▶ _REQUIREMENT_
Your copy of the material below should match it exactly, except that it holds no pictures.
+++
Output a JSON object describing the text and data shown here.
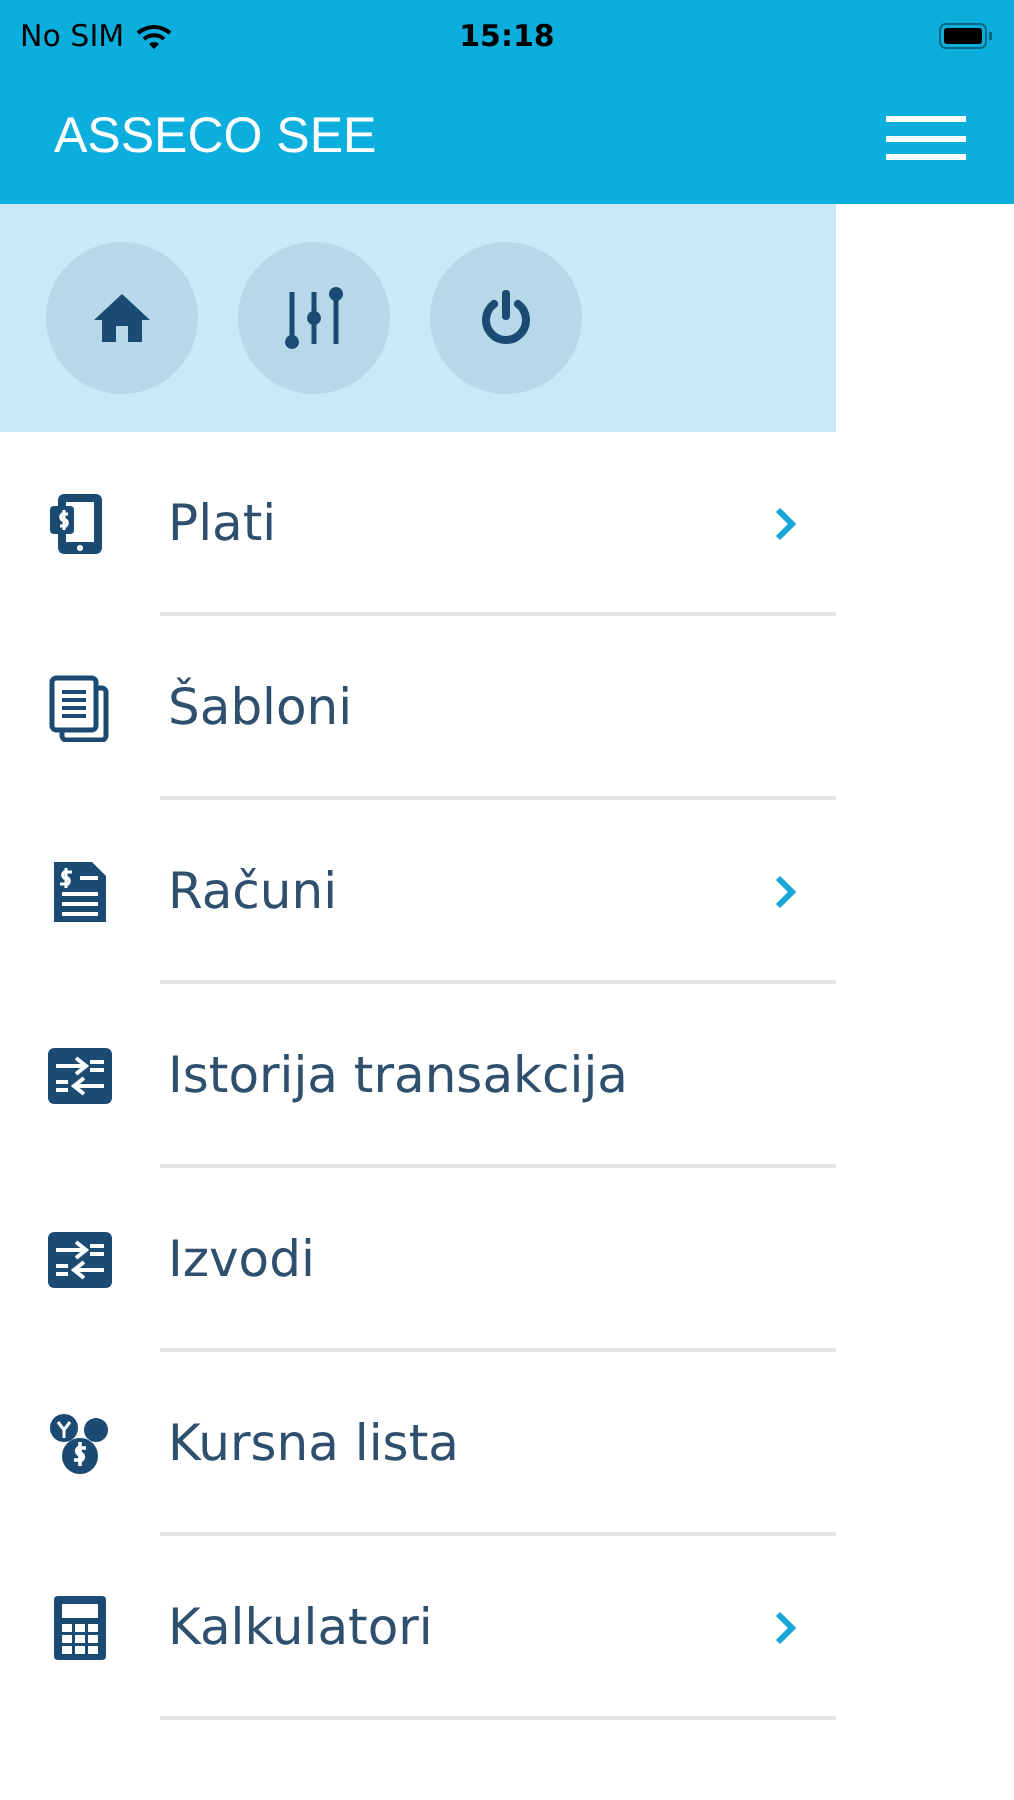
{
  "status_bar": {
    "carrier": "No SIM",
    "time": "15:18"
  },
  "header": {
    "title": "ASSECO SEE"
  },
  "menu": [
    {
      "label": "Plati",
      "has_submenu": true
    },
    {
      "label": "Šabloni",
      "has_submenu": false
    },
    {
      "label": "Računi",
      "has_submenu": true
    },
    {
      "label": "Istorija transakcija",
      "has_submenu": false
    },
    {
      "label": "Izvodi",
      "has_submenu": false
    },
    {
      "label": "Kursna lista",
      "has_submenu": false
    },
    {
      "label": "Kalkulatori",
      "has_submenu": true
    }
  ]
}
+++
▶ _EXERCISE SOLUTION_
Output a JSON object describing the text and data shown here.
{
  "status_bar": {
    "carrier": "No SIM",
    "time": "15:18"
  },
  "header": {
    "title": "ASSECO SEE"
  },
  "menu": [
    {
      "label": "Plati",
      "has_submenu": true
    },
    {
      "label": "Šabloni",
      "has_submenu": false
    },
    {
      "label": "Računi",
      "has_submenu": true
    },
    {
      "label": "Istorija transakcija",
      "has_submenu": false
    },
    {
      "label": "Izvodi",
      "has_submenu": false
    },
    {
      "label": "Kursna lista",
      "has_submenu": false
    },
    {
      "label": "Kalkulatori",
      "has_submenu": true
    }
  ]
}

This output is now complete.